**Set task**
Present every line in which the string "Preparación" appears.

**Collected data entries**
★ ★ ★ ★ ★ ★ ★
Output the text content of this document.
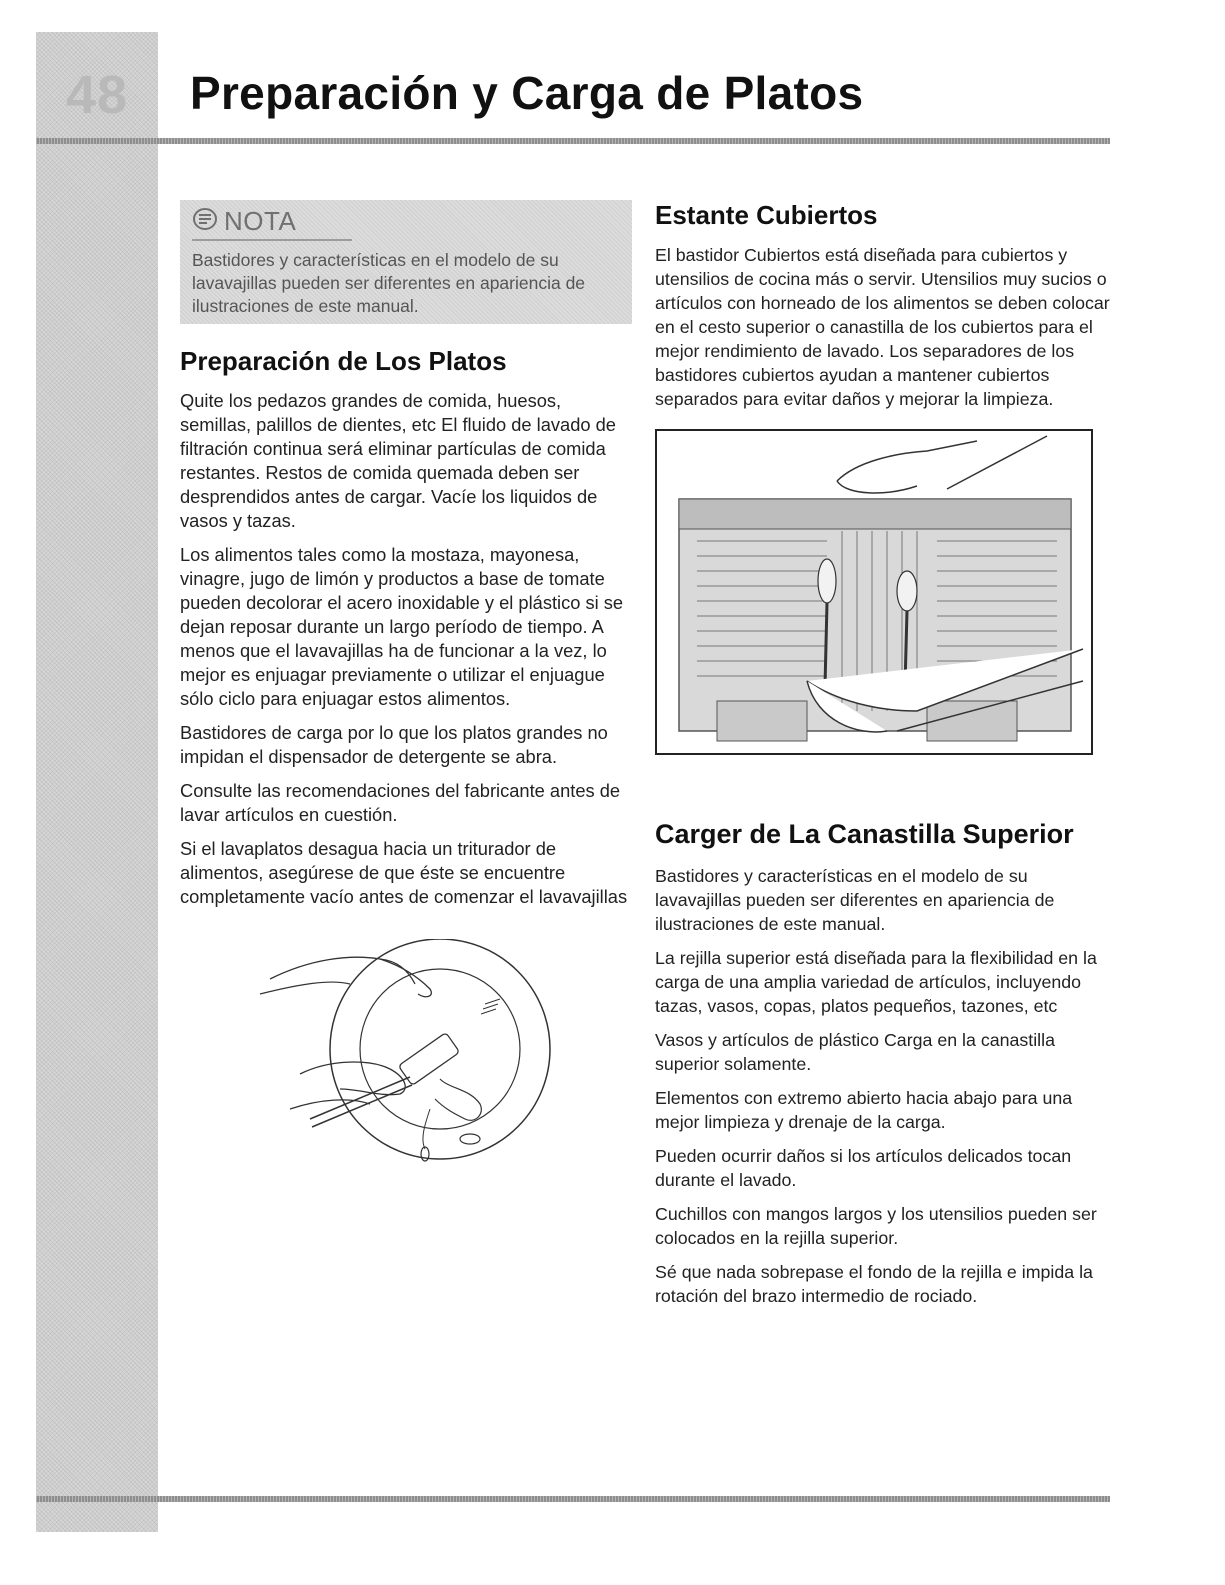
48	Preparación y Carga de Platos
NOTA

Bastidores y características en el modelo de su lavavajillas pueden ser diferentes en apariencia de ilustraciones de este manual.

Preparación de Los Platos

Quite los pedazos grandes de comida, huesos, semillas, palillos de dientes, etc El fluido de lavado de filtración continua será eliminar partículas de comida restantes. Restos de comida quemada deben ser desprendidos antes de cargar. Vacíe los liquidos de vasos y tazas.

Los alimentos tales como la mostaza, mayonesa, vinagre, jugo de limón y productos a base de tomate pueden decolorar el acero inoxidable y el plástico si se dejan reposar durante un largo período de tiempo. A menos que el lavavajillas ha de funcionar a la vez, lo mejor es enjuagar previamente o utilizar el enjuague sólo ciclo para enjuagar estos alimentos.

Bastidores de carga por lo que los platos grandes no impidan el dispensador de detergente se abra.

Consulte las recomendaciones del fabricante antes de lavar artículos en cuestión.

Si el lavaplatos desagua hacia un triturador de alimentos, asegúrese de que éste se encuentre completamente vacío antes de comenzar el lavavajillas

Estante Cubiertos

El bastidor Cubiertos está diseñada para cubiertos y utensilios de cocina más o servir. Utensilios muy sucios o artículos con horneado de los alimentos se deben colocar en el cesto superior o canastilla de los cubiertos para el mejor rendimiento de lavado. Los separadores de los bastidores cubiertos ayudan a mantener cubiertos separados para evitar daños y mejorar la limpieza.

Carger de La Canastilla Superior

Bastidores y características en el modelo de su lavavajillas pueden ser diferentes en apariencia de ilustraciones de este manual.

La rejilla superior está diseñada para la flexibilidad en la carga de una amplia variedad de artículos, incluyendo tazas, vasos, copas, platos pequeños, tazones, etc

Vasos y artículos de plástico Carga en la canastilla superior solamente.

Elementos con extremo abierto hacia abajo para una mejor limpieza y drenaje de la carga.

Pueden ocurrir daños si los artículos delicados tocan durante el lavado.

Cuchillos con mangos largos y los utensilios pueden ser colocados en la rejilla superior.

Sé que nada sobrepase el fondo de la rejilla e impida la rotación del brazo intermedio de rociado.
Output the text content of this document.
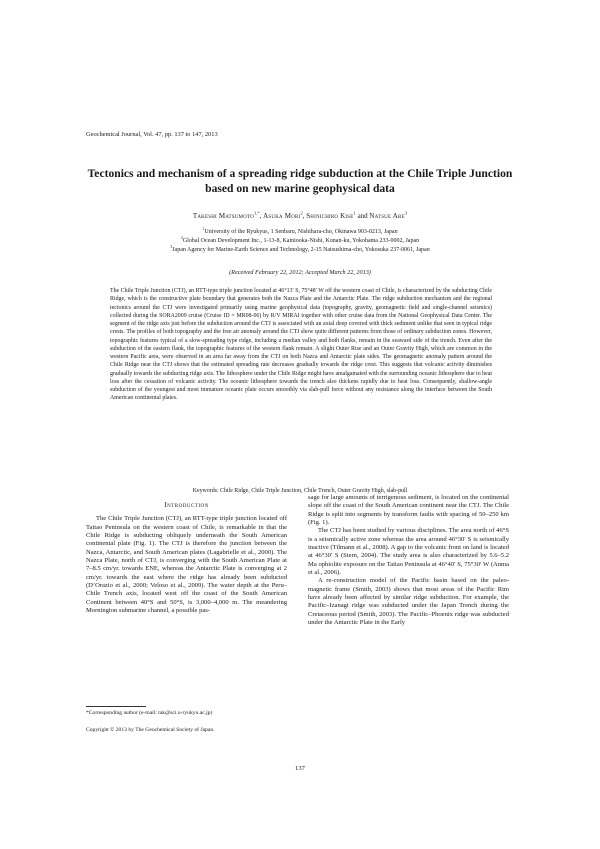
Geochemical Journal, Vol. 47, pp. 137 to 147, 2013
Tectonics and mechanism of a spreading ridge subduction at the Chile Triple Junction based on new marine geophysical data
Takeshi Matsumoto$^{1,*}$, Asuka Mori$^2$, Shinichiro Kise$^1$ and Natsue Abe$^3$
$^1$University of the Ryukyus, 1 Senbaru, Nishihara-cho, Okinawa 903-0213, Japan
$^2$Global Ocean Development Inc., 1-13-8, Kamiooka-Nishi, Konan-ku, Yokohama 233-0002, Japan
$^3$Japan Agency for Marine-Earth Science and Technology, 2-15 Natsushima-cho, Yokosuka 237-0061, Japan
(Received February 22, 2012; Accepted March 22, 2013)
The Chile Triple Junction (CTJ), an RTT-type triple junction located at 46°13′ S, 75°48′ W off the western coast of Chile, is characterized by the subducting Chile Ridge, which is the constructive plate boundary that generates both the Nazca Plate and the Antarctic Plate. The ridge subduction mechanism and the regional tectonics around the CTJ were investigated primarily using marine geophysical data (topography, gravity, geomagnetic field and single-channel seismics) collected during the SORA2009 cruise (Cruise ID = MR08-06) by R/V MIRAI together with other cruise data from the National Geophysical Data Center. The segment of the ridge axis just before the subduction around the CTJ is associated with an axial deep covered with thick sediment unlike that seen in typical ridge crests. The profiles of both topography and the free air anomaly around the CTJ show quite different patterns from those of ordinary subduction zones. However, topographic features typical of a slow-spreading type ridge, including a median valley and both flanks, remain in the seaward side of the trench. Even after the subduction of the eastern flank, the topographic features of the western flank remain. A slight Outer Rise and an Outer Gravity High, which are common in the western Pacific area, were observed in an area far away from the CTJ on both Nazca and Antarctic plate sides. The geomagnetic anomaly pattern around the Chile Ridge near the CTJ shows that the estimated spreading rate decreases gradually towards the ridge crest. This suggests that volcanic activity diminishes gradually towards the subducting ridge axis. The lithosphere under the Chile Ridge might have amalgamated with the surrounding oceanic lithosphere due to heat loss after the cessation of volcanic activity. The oceanic lithosphere towards the trench also thickens rapidly due to heat loss. Consequently, shallow-angle subduction of the youngest and most immature oceanic plate occurs smoothly via slab-pull force without any resistance along the interface between the South American continental plates.
Keywords: Chile Ridge, Chile Triple Junction, Chile Trench, Outer Gravity High, slab-pull
Introduction

The Chile Triple Junction (CTJ), an RTT-type triple junction located off Taitao Peninsula on the western coast of Chile, is remarkable in that the Chile Ridge is subducting obliquely underneath the South American continental plate (Fig. 1). The CTJ is therefore the junction between the Nazca, Antarctic, and South American plates (Lagabrielle et al., 2000). The Nazca Plate, north of CTJ, is converging with the South American Plate at 7–8.5 cm/yr. towards ENE, whereas the Antarctic Plate is converging at 2 cm/yr. towards the east where the ridge has already been subducted (D’Orazio et al., 2000; Veloso et al., 2009). The water depth at the Peru–Chile Trench axis, located west off the coast of the South American Continent between 40°S and 50°S, is 3,000–4,000 m. The meandering Mornington submarine channel, a possible pas-

sage for large amounts of terrigenous sediment, is located on the continental slope off the coast of the South American continent near the CTJ. The Chile Ridge is split into segments by transform faults with spacing of 50–250 km (Fig. 1).

The CTJ has been studied by various disciplines. The area north of 46°S is a seismically active zone whereas the area around 46°30′ S is seismically inactive (Tilmann et al., 2008). A gap to the volcanic front on land is located at 46°30′ S (Stern, 2004). The study area is also characterized by 5.6–5.2 Ma ophiolite exposure on the Taitao Peninsula at 46°40′ S, 75°30′ W (Anma et al., 2006).

A re-construction model of the Pacific basin based on the paleo-magnetic frame (Smith, 2003) shows that most areas of the Pacific Rim have already been affected by similar ridge subduction. For example, the Pacific–Izanagi ridge was subducted under the Japan Trench during the Cretaceous period (Smith, 2003). The Pacific–Phoenix ridge was subducted under the Antarctic Plate in the Early

*Corresponding author (e-mail: tak@sci.u-ryukyu.ac.jp)
Copyright © 2013 by The Geochemical Society of Japan.
137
★ ★ ★ ★ ★ ★ ★
**Response for this exercise**
48	Preparación y Carga de Platos
Preparación de Los Platos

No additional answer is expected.